Saved entries
>> BEGIN

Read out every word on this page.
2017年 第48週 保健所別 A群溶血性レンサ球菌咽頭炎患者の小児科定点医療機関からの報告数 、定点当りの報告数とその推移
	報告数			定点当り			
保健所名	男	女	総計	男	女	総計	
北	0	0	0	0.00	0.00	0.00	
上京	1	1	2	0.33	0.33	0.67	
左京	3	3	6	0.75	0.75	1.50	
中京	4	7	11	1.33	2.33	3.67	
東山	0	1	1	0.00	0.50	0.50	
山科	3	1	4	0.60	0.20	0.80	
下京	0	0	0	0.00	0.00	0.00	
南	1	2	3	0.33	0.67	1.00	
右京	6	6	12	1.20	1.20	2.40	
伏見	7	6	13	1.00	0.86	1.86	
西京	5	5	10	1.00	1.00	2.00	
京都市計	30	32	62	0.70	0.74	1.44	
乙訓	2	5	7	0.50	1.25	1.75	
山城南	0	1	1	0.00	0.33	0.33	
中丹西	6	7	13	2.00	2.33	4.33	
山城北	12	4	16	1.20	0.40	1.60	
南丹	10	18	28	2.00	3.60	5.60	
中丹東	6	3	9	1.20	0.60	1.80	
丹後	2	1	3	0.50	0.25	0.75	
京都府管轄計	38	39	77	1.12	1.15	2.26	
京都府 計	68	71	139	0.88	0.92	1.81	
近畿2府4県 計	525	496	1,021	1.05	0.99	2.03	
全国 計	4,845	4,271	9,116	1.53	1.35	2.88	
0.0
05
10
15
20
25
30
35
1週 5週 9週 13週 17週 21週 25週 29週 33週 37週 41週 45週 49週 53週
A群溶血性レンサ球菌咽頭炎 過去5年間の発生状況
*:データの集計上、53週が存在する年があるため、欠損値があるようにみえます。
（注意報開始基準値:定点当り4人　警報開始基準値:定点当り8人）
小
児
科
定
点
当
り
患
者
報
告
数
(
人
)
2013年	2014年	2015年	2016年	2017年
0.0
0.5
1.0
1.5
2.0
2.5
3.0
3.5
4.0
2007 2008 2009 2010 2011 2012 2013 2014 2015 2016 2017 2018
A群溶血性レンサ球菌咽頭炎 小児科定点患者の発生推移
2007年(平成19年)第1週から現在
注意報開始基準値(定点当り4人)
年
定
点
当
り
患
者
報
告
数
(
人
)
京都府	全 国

>> END
>> BEGIN

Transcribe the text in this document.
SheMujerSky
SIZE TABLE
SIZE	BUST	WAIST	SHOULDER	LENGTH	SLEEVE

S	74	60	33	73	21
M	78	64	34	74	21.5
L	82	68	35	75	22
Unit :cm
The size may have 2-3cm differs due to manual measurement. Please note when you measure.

>> END
>> BEGIN

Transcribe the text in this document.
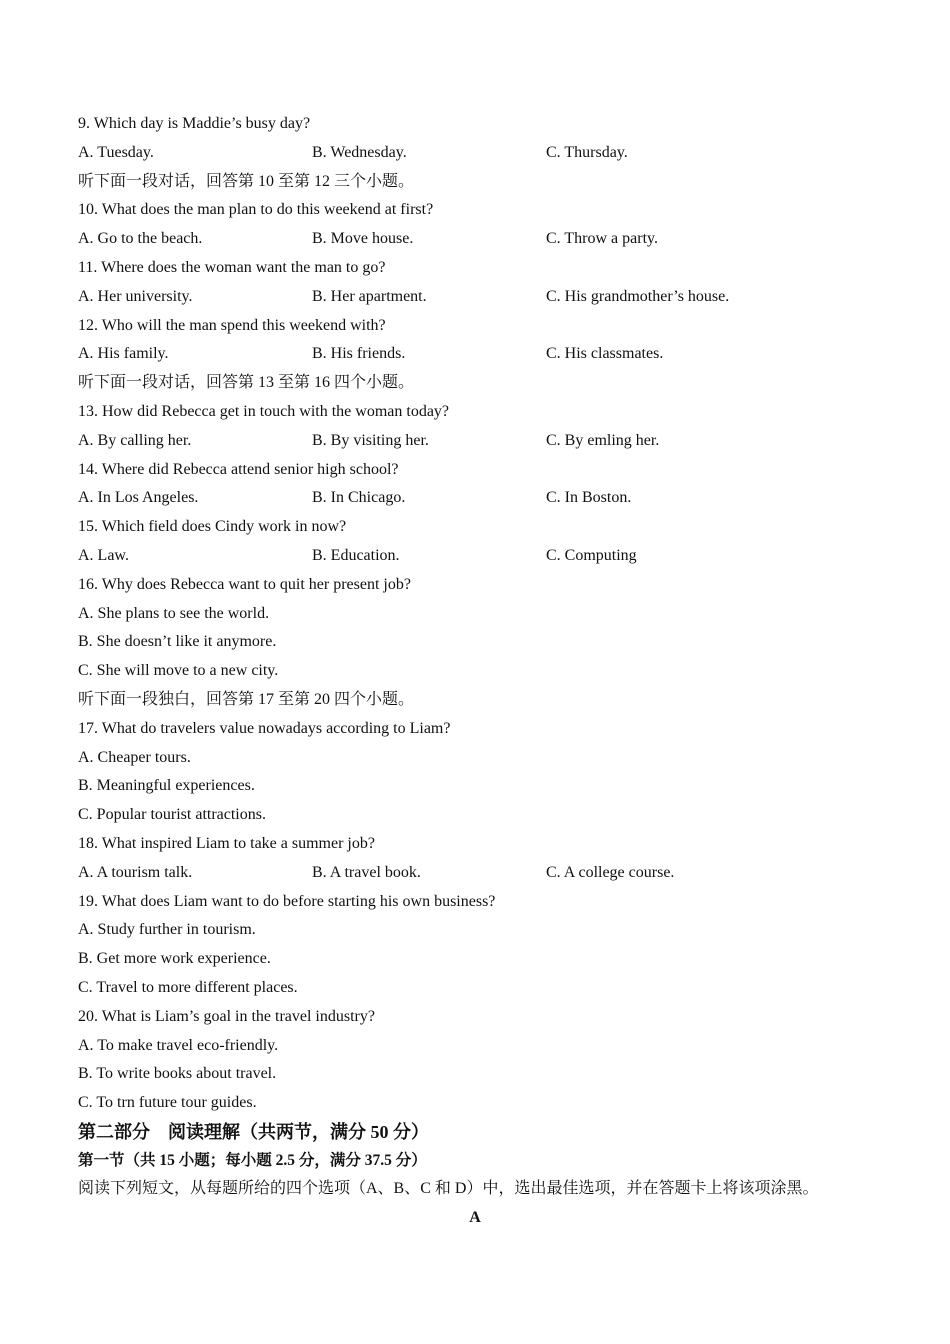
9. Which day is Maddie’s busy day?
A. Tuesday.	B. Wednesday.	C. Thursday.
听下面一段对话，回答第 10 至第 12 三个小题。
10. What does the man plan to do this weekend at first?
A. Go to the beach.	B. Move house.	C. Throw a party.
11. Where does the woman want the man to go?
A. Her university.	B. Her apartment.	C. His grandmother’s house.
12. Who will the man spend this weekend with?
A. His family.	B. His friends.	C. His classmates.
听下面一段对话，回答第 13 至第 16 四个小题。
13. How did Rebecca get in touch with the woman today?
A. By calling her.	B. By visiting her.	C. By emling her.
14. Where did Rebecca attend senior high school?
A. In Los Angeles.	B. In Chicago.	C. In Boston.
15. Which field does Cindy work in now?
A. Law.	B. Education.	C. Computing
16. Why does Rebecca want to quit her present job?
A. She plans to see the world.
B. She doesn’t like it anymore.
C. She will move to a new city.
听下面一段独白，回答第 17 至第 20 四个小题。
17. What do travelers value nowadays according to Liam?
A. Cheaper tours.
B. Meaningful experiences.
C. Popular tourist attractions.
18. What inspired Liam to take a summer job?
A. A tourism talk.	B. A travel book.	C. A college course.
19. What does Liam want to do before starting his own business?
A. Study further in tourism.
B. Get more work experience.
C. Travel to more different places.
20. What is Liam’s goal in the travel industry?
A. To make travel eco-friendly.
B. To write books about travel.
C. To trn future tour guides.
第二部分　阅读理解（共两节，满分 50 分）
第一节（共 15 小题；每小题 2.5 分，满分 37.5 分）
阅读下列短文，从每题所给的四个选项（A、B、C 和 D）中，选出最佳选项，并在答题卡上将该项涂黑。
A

>> END

Using the listing above, state the number of lines that hold "this", with no other text.

5